■ SUPPLIED RECORDS:
***

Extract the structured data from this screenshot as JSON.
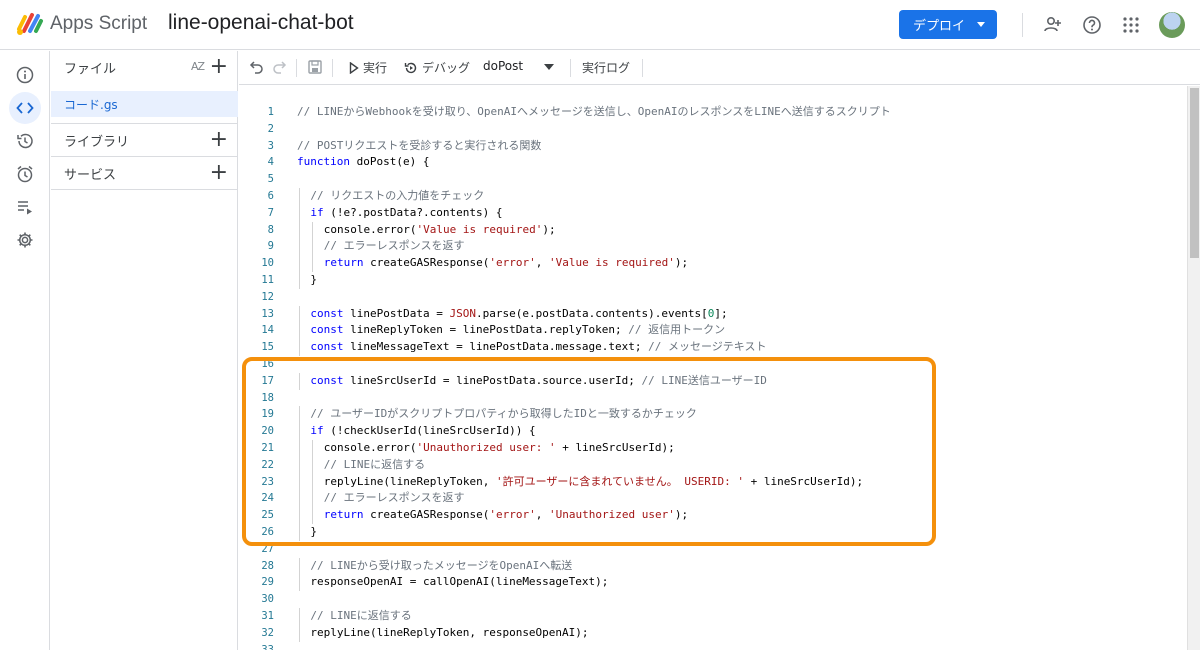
{
  "header": {
    "app_name": "Apps Script",
    "project_name": "line-openai-chat-bot",
    "deploy_label": "デプロイ"
  },
  "files_panel": {
    "files_label": "ファイル",
    "sort_label": "AZ",
    "active_file": "コード.gs",
    "libraries_label": "ライブラリ",
    "services_label": "サービス"
  },
  "toolbar": {
    "run_label": "実行",
    "debug_label": "デバッグ",
    "function_name": "doPost",
    "log_label": "実行ログ"
  },
  "editor": {
    "lines": [
      {
        "n": "1",
        "indent": 0,
        "tokens": [
          [
            "cm",
            "// LINEからWebhookを受け取り、OpenAIへメッセージを送信し、OpenAIのレスポンスをLINEへ送信するスクリプト"
          ]
        ]
      },
      {
        "n": "2",
        "indent": 0,
        "tokens": []
      },
      {
        "n": "3",
        "indent": 0,
        "tokens": [
          [
            "cm",
            "// POSTリクエストを受診すると実行される関数"
          ]
        ]
      },
      {
        "n": "4",
        "indent": 0,
        "tokens": [
          [
            "kw",
            "function "
          ],
          [
            "",
            "doPost(e) {"
          ]
        ]
      },
      {
        "n": "5",
        "indent": 0,
        "tokens": []
      },
      {
        "n": "6",
        "indent": 1,
        "tokens": [
          [
            "cm",
            "// リクエストの入力値をチェック"
          ]
        ]
      },
      {
        "n": "7",
        "indent": 1,
        "tokens": [
          [
            "kw",
            "if "
          ],
          [
            "",
            "(!e?.postData?.contents) {"
          ]
        ]
      },
      {
        "n": "8",
        "indent": 2,
        "tokens": [
          [
            "",
            "console.error("
          ],
          [
            "str",
            "'Value is required'"
          ],
          [
            "",
            ");"
          ]
        ]
      },
      {
        "n": "9",
        "indent": 2,
        "tokens": [
          [
            "cm",
            "// エラーレスポンスを返す"
          ]
        ]
      },
      {
        "n": "10",
        "indent": 2,
        "tokens": [
          [
            "kw",
            "return "
          ],
          [
            "",
            "createGASResponse("
          ],
          [
            "str",
            "'error'"
          ],
          [
            "",
            ", "
          ],
          [
            "str",
            "'Value is required'"
          ],
          [
            "",
            ");"
          ]
        ]
      },
      {
        "n": "11",
        "indent": 1,
        "tokens": [
          [
            "",
            "}"
          ]
        ]
      },
      {
        "n": "12",
        "indent": 0,
        "tokens": []
      },
      {
        "n": "13",
        "indent": 1,
        "tokens": [
          [
            "kw",
            "const "
          ],
          [
            "",
            "linePostData = "
          ],
          [
            "str",
            "JSON"
          ],
          [
            "",
            ".parse(e.postData.contents).events["
          ],
          [
            "num",
            "0"
          ],
          [
            "",
            "];"
          ]
        ]
      },
      {
        "n": "14",
        "indent": 1,
        "tokens": [
          [
            "kw",
            "const "
          ],
          [
            "",
            "lineReplyToken = linePostData.replyToken; "
          ],
          [
            "cm",
            "// 返信用トークン"
          ]
        ]
      },
      {
        "n": "15",
        "indent": 1,
        "tokens": [
          [
            "kw",
            "const "
          ],
          [
            "",
            "lineMessageText = linePostData.message.text; "
          ],
          [
            "cm",
            "// メッセージテキスト"
          ]
        ]
      },
      {
        "n": "16",
        "indent": 0,
        "tokens": []
      },
      {
        "n": "17",
        "indent": 1,
        "tokens": [
          [
            "kw",
            "const "
          ],
          [
            "",
            "lineSrcUserId = linePostData.source.userId; "
          ],
          [
            "cm",
            "// LINE送信ユーザーID"
          ]
        ]
      },
      {
        "n": "18",
        "indent": 0,
        "tokens": []
      },
      {
        "n": "19",
        "indent": 1,
        "tokens": [
          [
            "cm",
            "// ユーザーIDがスクリプトプロパティから取得したIDと一致するかチェック"
          ]
        ]
      },
      {
        "n": "20",
        "indent": 1,
        "tokens": [
          [
            "kw",
            "if "
          ],
          [
            "",
            "(!checkUserId(lineSrcUserId)) {"
          ]
        ]
      },
      {
        "n": "21",
        "indent": 2,
        "tokens": [
          [
            "",
            "console.error("
          ],
          [
            "str",
            "'Unauthorized user: '"
          ],
          [
            "",
            " + lineSrcUserId);"
          ]
        ]
      },
      {
        "n": "22",
        "indent": 2,
        "tokens": [
          [
            "cm",
            "// LINEに返信する"
          ]
        ]
      },
      {
        "n": "23",
        "indent": 2,
        "tokens": [
          [
            "",
            "replyLine(lineReplyToken, "
          ],
          [
            "str",
            "'許可ユーザーに含まれていません。 USERID: '"
          ],
          [
            "",
            " + lineSrcUserId);"
          ]
        ]
      },
      {
        "n": "24",
        "indent": 2,
        "tokens": [
          [
            "cm",
            "// エラーレスポンスを返す"
          ]
        ]
      },
      {
        "n": "25",
        "indent": 2,
        "tokens": [
          [
            "kw",
            "return "
          ],
          [
            "",
            "createGASResponse("
          ],
          [
            "str",
            "'error'"
          ],
          [
            "",
            ", "
          ],
          [
            "str",
            "'Unauthorized user'"
          ],
          [
            "",
            ");"
          ]
        ]
      },
      {
        "n": "26",
        "indent": 1,
        "tokens": [
          [
            "",
            "}"
          ]
        ]
      },
      {
        "n": "27",
        "indent": 0,
        "tokens": []
      },
      {
        "n": "28",
        "indent": 1,
        "tokens": [
          [
            "cm",
            "// LINEから受け取ったメッセージをOpenAIへ転送"
          ]
        ]
      },
      {
        "n": "29",
        "indent": 1,
        "tokens": [
          [
            "",
            "responseOpenAI = callOpenAI(lineMessageText);"
          ]
        ]
      },
      {
        "n": "30",
        "indent": 0,
        "tokens": []
      },
      {
        "n": "31",
        "indent": 1,
        "tokens": [
          [
            "cm",
            "// LINEに返信する"
          ]
        ]
      },
      {
        "n": "32",
        "indent": 1,
        "tokens": [
          [
            "",
            "replyLine(lineReplyToken, responseOpenAI);"
          ]
        ]
      },
      {
        "n": "33",
        "indent": 0,
        "tokens": []
      }
    ]
  },
  "colors": {
    "accent": "#1a73e8",
    "highlight_border": "#f4900c",
    "active_file_bg": "#e8f0fe"
  },
  "icons": {
    "rail": [
      "info-icon",
      "code-icon",
      "history-icon",
      "trigger-clock-icon",
      "executions-icon",
      "settings-gear-icon"
    ],
    "top_right": [
      "add-person-icon",
      "help-icon",
      "apps-grid-icon",
      "avatar"
    ]
  }
}
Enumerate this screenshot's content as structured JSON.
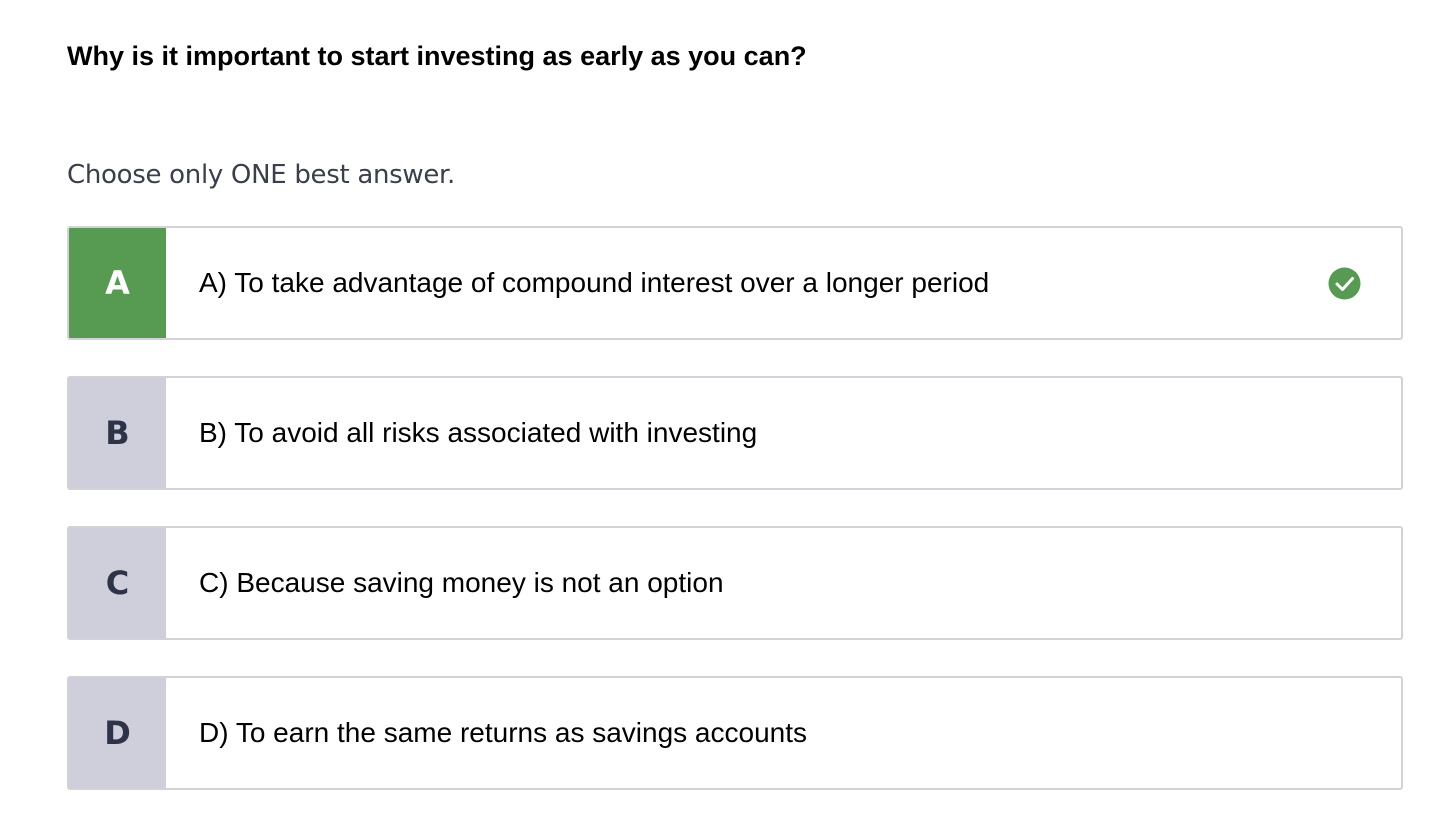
{
  "question": "Why is it important to start investing as early as you can?",
  "instruction": "Choose only ONE best answer.",
  "colors": {
    "selected_accent": "#569b51",
    "letter_background": "#cfcfdb",
    "letter_text": "#2e3447",
    "border": "#d2d2d8"
  },
  "options": [
    {
      "letter": "A",
      "text": "A) To take advantage of compound interest over a longer period",
      "selected": true,
      "icon": "check-circle-icon"
    },
    {
      "letter": "B",
      "text": "B) To avoid all risks associated with investing",
      "selected": false
    },
    {
      "letter": "C",
      "text": "C) Because saving money is not an option",
      "selected": false
    },
    {
      "letter": "D",
      "text": "D) To earn the same returns as savings accounts",
      "selected": false
    }
  ]
}
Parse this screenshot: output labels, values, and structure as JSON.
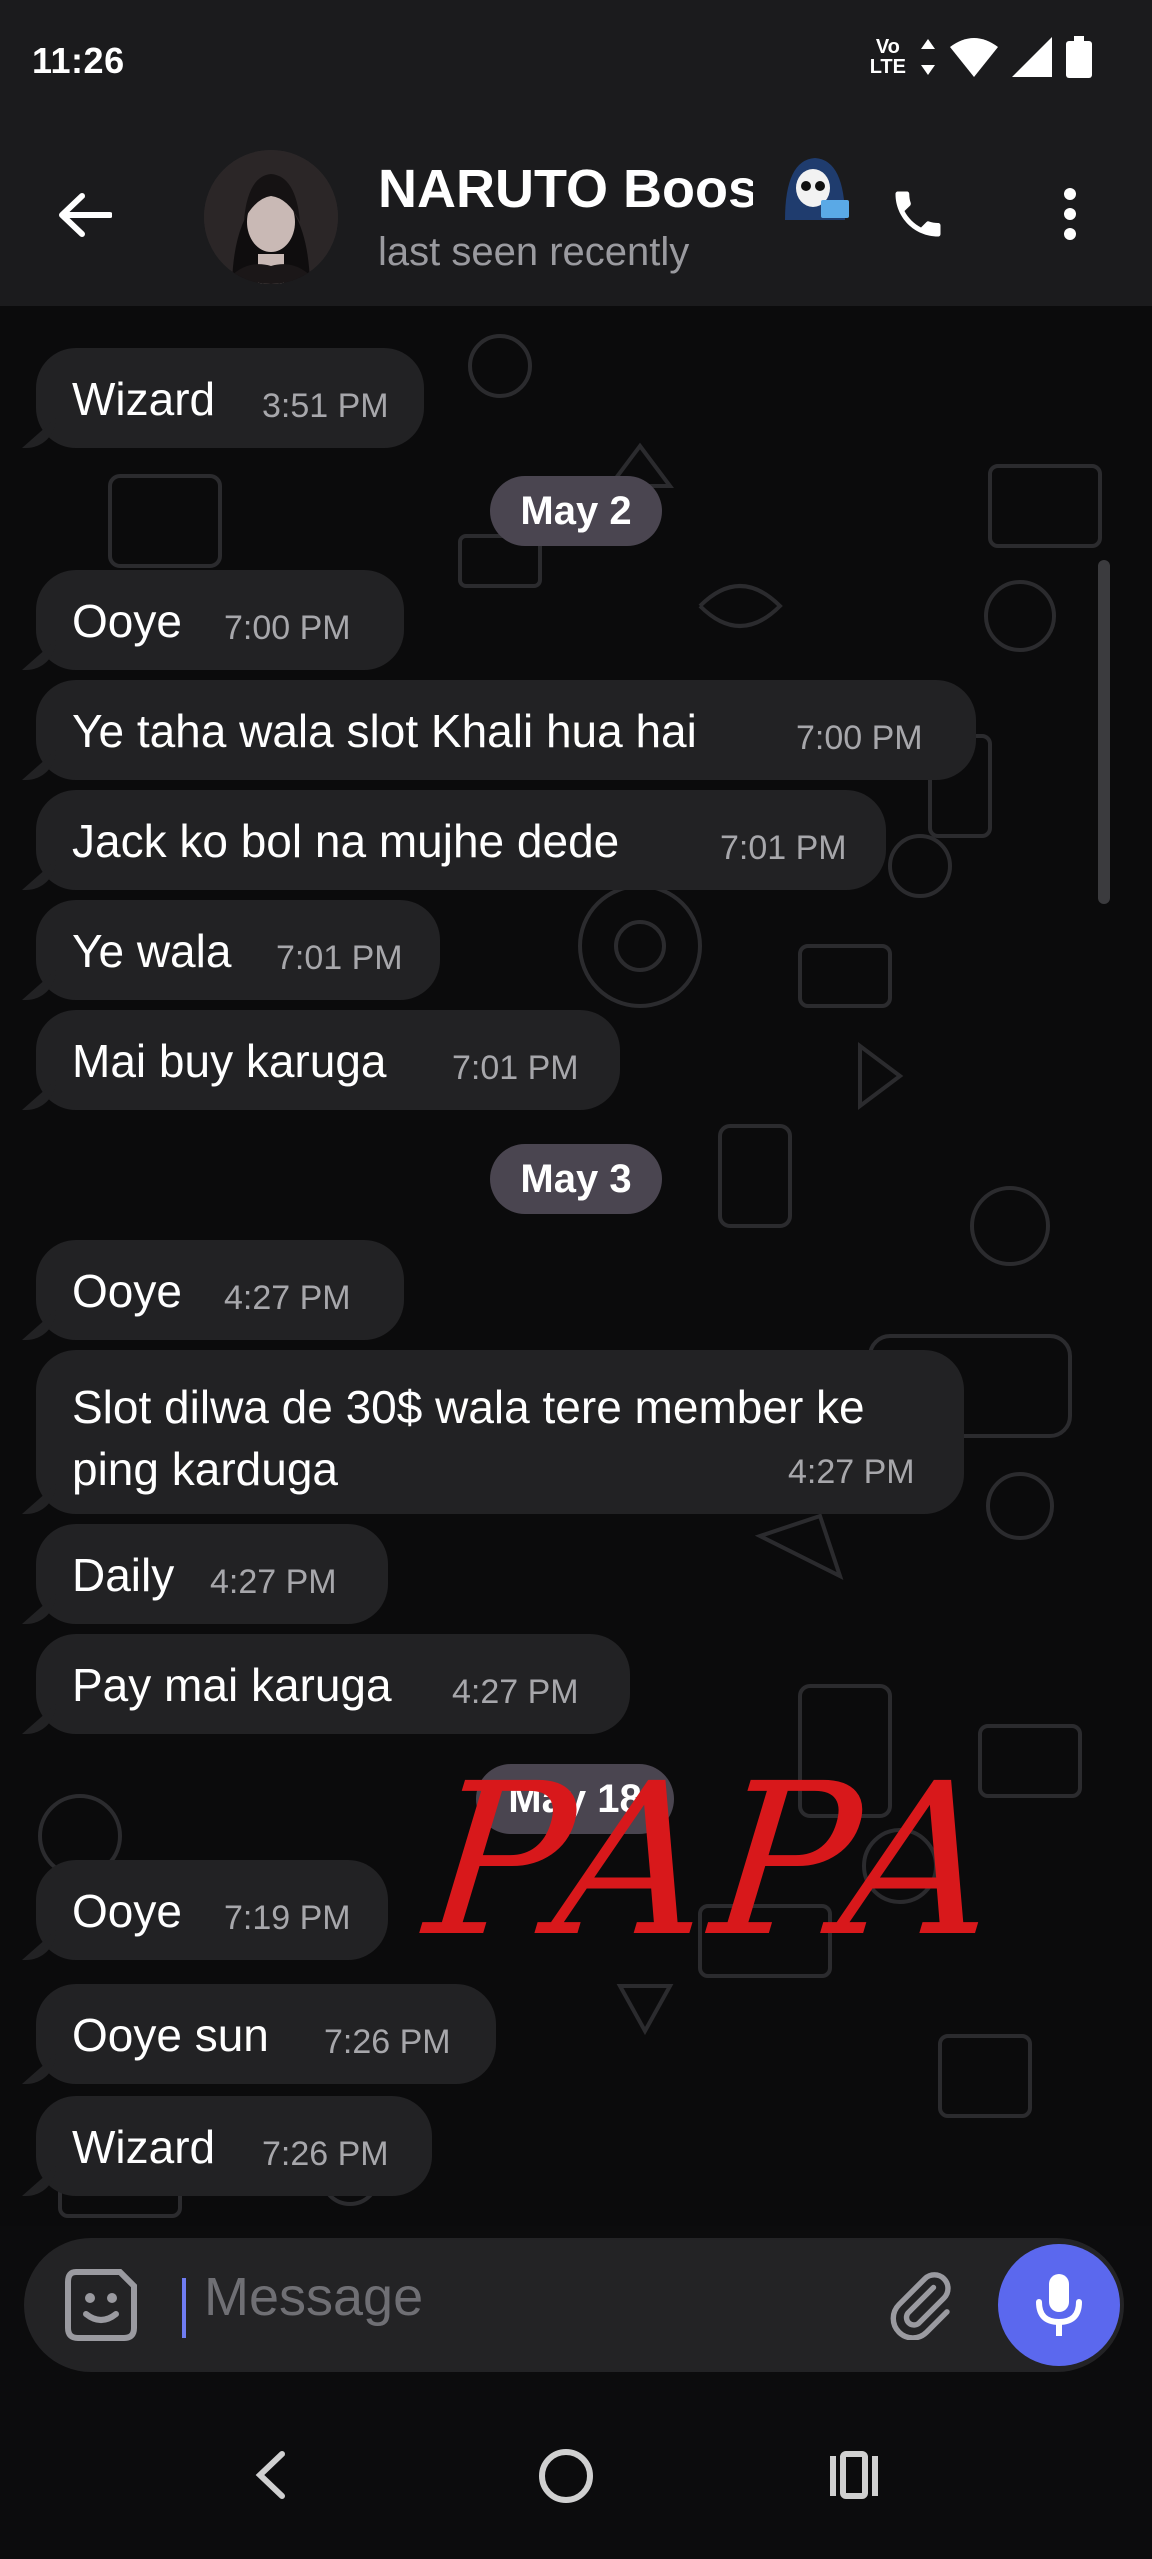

***

■ GIVEN INSTRUCTION:
From the material given, work out how many lines hold the string "Unauthorized"; state that number and nothing further.

■ WRITTEN REPLY:
2